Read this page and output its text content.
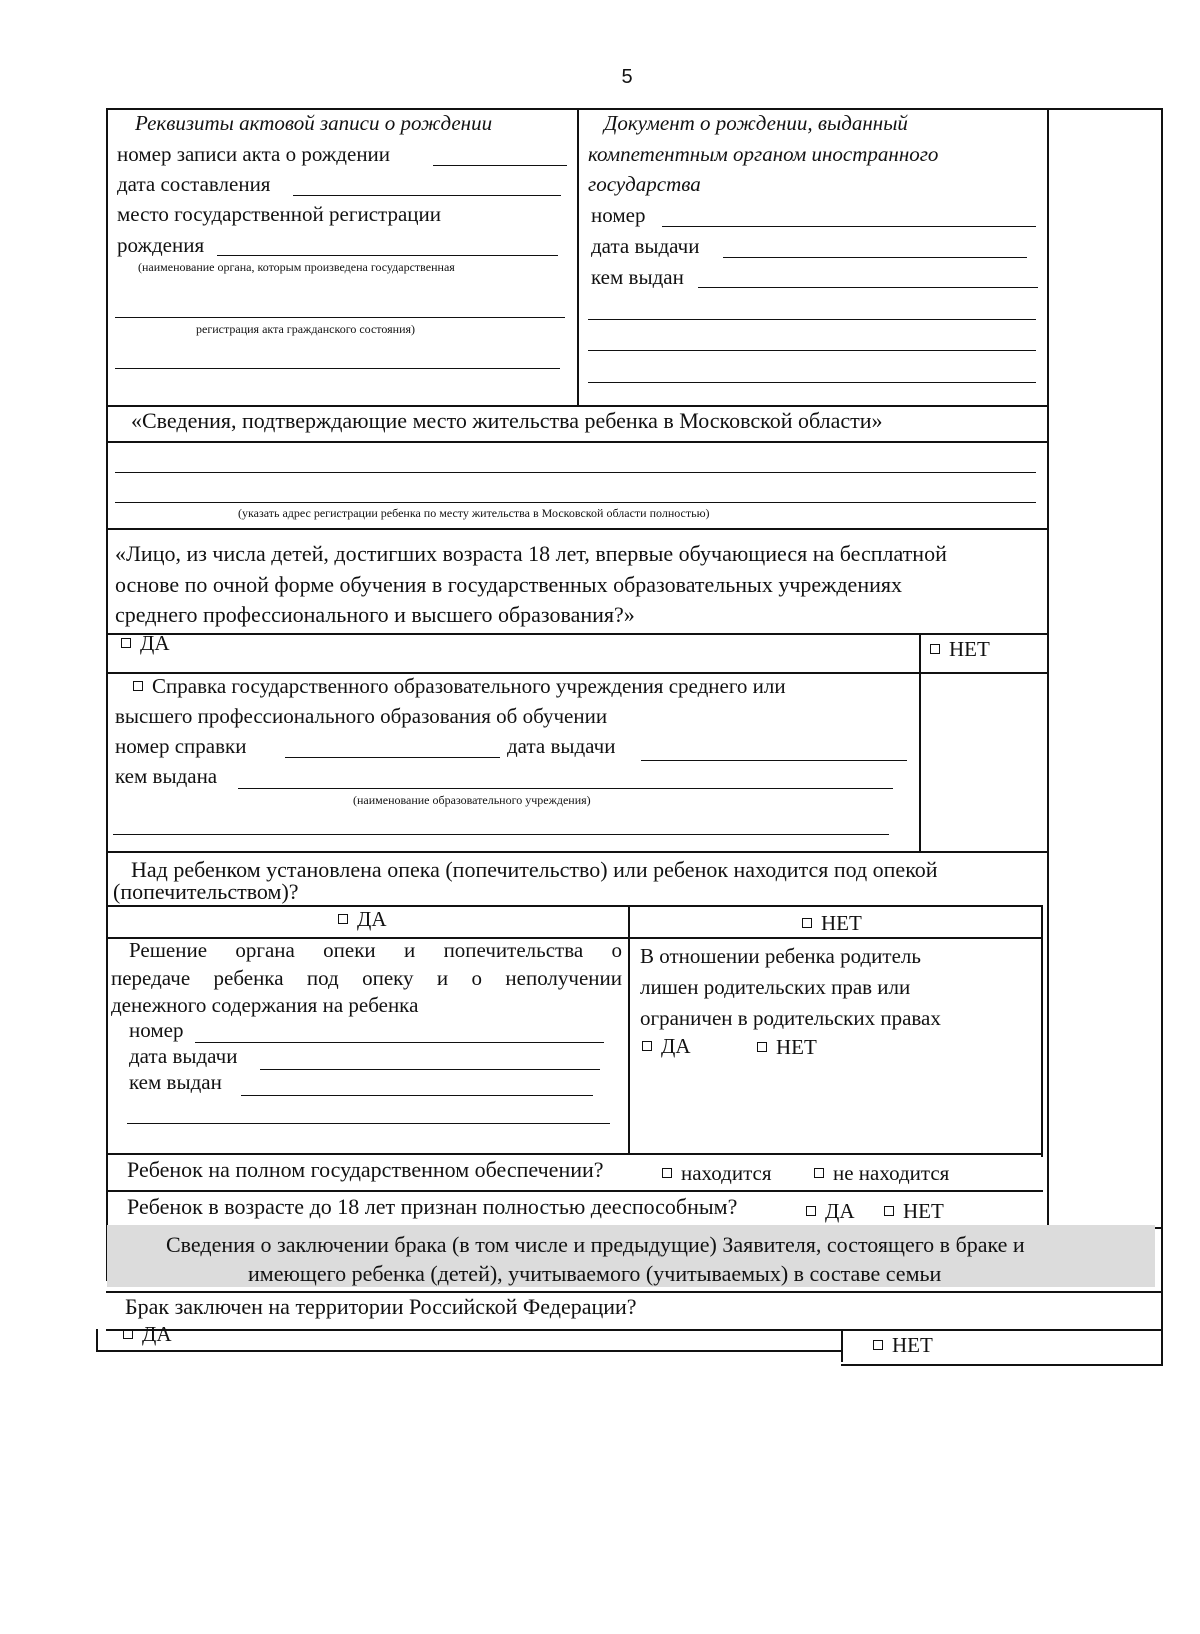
5
Реквизиты актовой записи о рождении
номер записи акта о рождении
дата составления
место государственной регистрации
рождения
(наименование органа, которым произведена государственная
регистрация акта гражданского состояния)
Документ о рождении, выданный
компетентным органом иностранного
государства
номер
дата выдачи
кем выдан
«Сведения, подтверждающие место жительства ребенка в Московской области»
(указать адрес регистрации ребенка по месту жительства в Московской области полностью)
«Лицо, из числа детей, достигших возраста 18 лет, впервые обучающиеся на бесплатной
основе по очной форме обучения в государственных образовательных учреждениях
среднего профессионального и высшего образования?»
ДА	НЕТ
Справка государственного образовательного учреждения среднего или
высшего профессионального образования об обучении
номер справки	дата выдачи
кем выдана
(наименование образовательного учреждения)
Над ребенком установлена опека (попечительство) или ребенок находится под опекой
(попечительством)?
ДА	НЕТ
Решение органа опеки и попечительства о
передаче ребенка под опеку и о неполучении
денежного содержания на ребенка
номер
дата выдачи
кем выдан
В отношении ребенка родитель
лишен родительских прав или
ограничен в родительских правах
ДА	НЕТ
Ребенок на полном государственном обеспечении?	находится	не находится
Ребенок в возрасте до 18 лет признан полностью дееспособным?	ДА	НЕТ
Сведения о заключении брака (в том числе и предыдущие) Заявителя, состоящего в браке и
имеющего ребенка (детей), учитываемого (учитываемых) в составе семьи
Брак заключен на территории Российской Федерации?
ДА	НЕТ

====

#### Written exercise:
Repeat the records in full, exactly as they appear, without the pictures.

#### Answer to this problem:
Read this page and output its text content.
5
Реквизиты актовой записи о рождении
номер записи акта о рождении
дата составления
место государственной регистрации
рождения
(наименование органа, которым произведена государственная
регистрация акта гражданского состояния)
Документ о рождении, выданный
компетентным органом иностранного
государства
номер
дата выдачи
кем выдан
«Сведения, подтверждающие место жительства ребенка в Московской области»
(указать адрес регистрации ребенка по месту жительства в Московской области полностью)
«Лицо, из числа детей, достигших возраста 18 лет, впервые обучающиеся на бесплатной
основе по очной форме обучения в государственных образовательных учреждениях
среднего профессионального и высшего образования?»
ДА	НЕТ
Справка государственного образовательного учреждения среднего или
высшего профессионального образования об обучении
номер справки	дата выдачи
кем выдана
(наименование образовательного учреждения)
Над ребенком установлена опека (попечительство) или ребенок находится под опекой
(попечительством)?
ДА	НЕТ
Решение органа опеки и попечительства о
передаче ребенка под опеку и о неполучении
денежного содержания на ребенка
номер
дата выдачи
кем выдан
В отношении ребенка родитель
лишен родительских прав или
ограничен в родительских правах
ДА	НЕТ
Ребенок на полном государственном обеспечении?	находится	не находится
Ребенок в возрасте до 18 лет признан полностью дееспособным?	ДА	НЕТ
Сведения о заключении брака (в том числе и предыдущие) Заявителя, состоящего в браке и
имеющего ребенка (детей), учитываемого (учитываемых) в составе семьи
Брак заключен на территории Российской Федерации?
ДА	НЕТ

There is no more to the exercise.